* _GIVEN INSTRUCTION_:
Please report every line from the material that contains the word "давностью".

* _DATA FOR THIS EXERCISE_:

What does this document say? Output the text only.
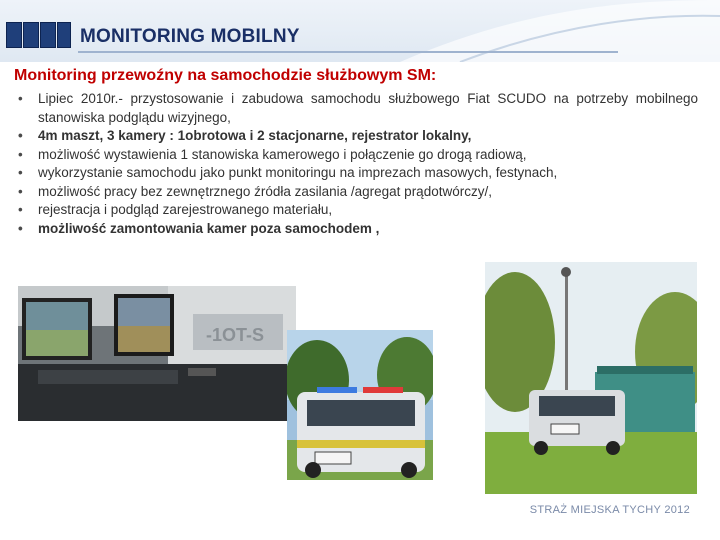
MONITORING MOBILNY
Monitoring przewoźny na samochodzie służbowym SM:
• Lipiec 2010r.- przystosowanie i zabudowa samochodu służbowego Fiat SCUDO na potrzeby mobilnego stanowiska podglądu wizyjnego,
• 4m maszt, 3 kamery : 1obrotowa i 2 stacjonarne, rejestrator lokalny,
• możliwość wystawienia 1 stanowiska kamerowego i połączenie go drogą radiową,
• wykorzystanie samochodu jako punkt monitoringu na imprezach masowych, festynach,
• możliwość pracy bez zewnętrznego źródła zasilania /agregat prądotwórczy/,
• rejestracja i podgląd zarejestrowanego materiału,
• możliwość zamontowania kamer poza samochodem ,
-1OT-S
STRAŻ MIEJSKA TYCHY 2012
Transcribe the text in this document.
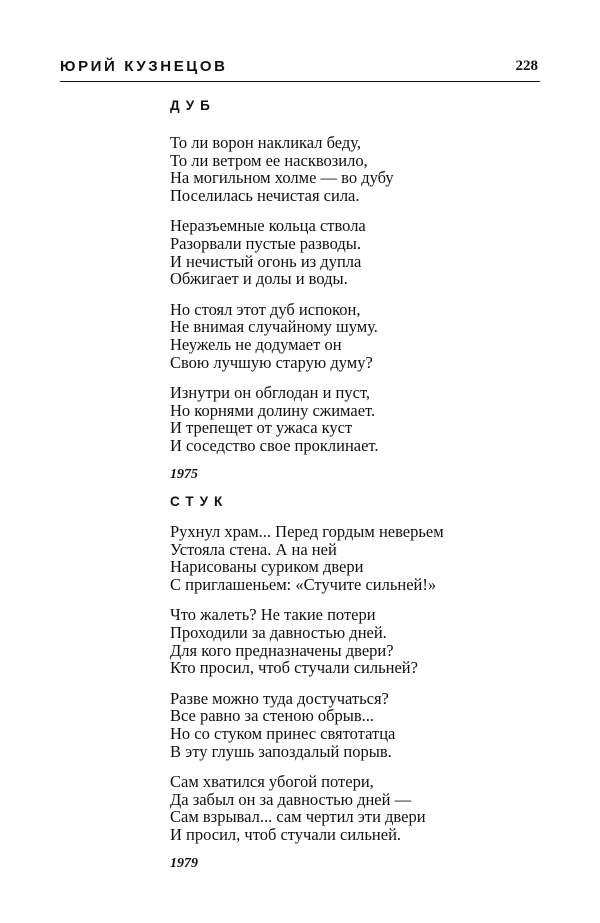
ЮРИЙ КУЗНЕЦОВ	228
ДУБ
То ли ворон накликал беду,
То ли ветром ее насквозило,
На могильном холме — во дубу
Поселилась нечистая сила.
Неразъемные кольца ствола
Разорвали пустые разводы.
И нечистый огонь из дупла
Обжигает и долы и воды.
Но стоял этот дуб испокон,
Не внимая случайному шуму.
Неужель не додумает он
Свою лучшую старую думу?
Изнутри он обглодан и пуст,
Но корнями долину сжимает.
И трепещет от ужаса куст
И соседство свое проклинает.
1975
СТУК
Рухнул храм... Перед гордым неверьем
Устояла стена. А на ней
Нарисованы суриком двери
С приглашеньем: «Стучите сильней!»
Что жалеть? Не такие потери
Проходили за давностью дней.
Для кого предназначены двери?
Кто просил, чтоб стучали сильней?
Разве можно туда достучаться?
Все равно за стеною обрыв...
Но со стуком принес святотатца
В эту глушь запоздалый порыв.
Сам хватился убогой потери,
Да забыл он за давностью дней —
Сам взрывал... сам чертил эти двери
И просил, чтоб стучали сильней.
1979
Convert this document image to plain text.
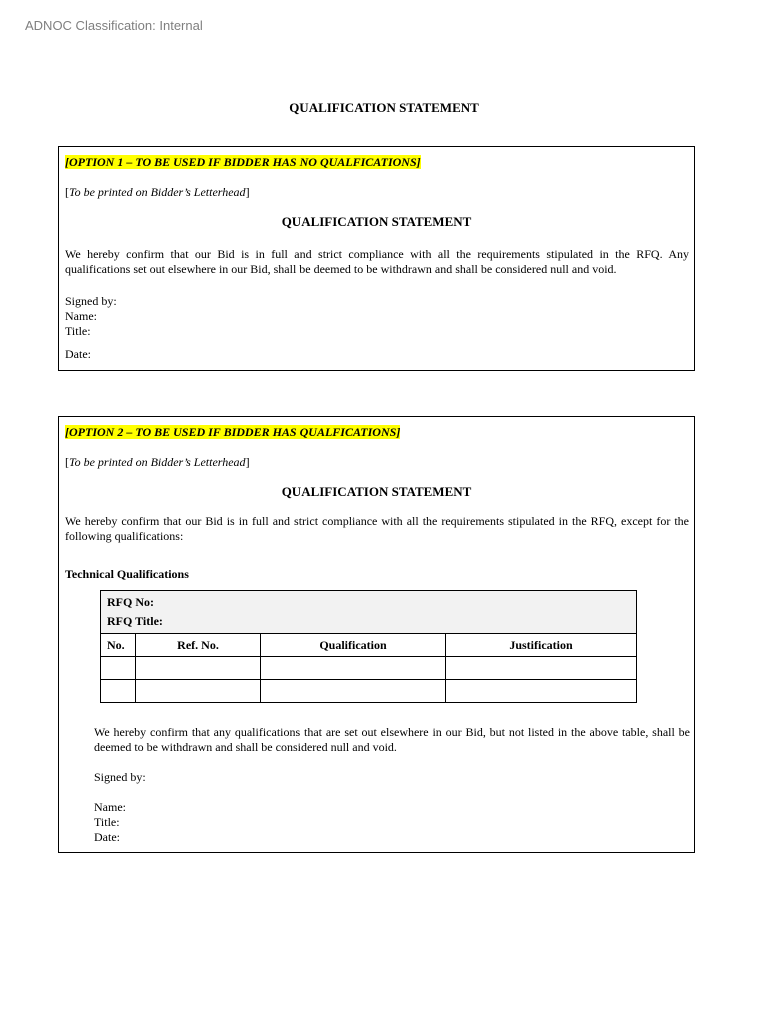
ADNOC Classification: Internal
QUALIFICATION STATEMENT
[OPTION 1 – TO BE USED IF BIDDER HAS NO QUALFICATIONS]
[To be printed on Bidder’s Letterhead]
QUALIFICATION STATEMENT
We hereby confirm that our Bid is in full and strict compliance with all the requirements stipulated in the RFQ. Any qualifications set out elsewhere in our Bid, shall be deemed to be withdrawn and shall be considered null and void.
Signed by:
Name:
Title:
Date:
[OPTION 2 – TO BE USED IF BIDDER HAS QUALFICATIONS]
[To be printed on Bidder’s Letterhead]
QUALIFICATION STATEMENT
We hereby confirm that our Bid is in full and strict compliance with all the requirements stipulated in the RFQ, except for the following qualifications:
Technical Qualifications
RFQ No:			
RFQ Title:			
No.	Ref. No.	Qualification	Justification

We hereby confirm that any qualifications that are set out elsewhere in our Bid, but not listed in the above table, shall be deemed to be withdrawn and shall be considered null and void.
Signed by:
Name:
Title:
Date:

* _WRITTEN RESPONSE_:
Проходили за давностью дней.
Да забыл он за давностью дней —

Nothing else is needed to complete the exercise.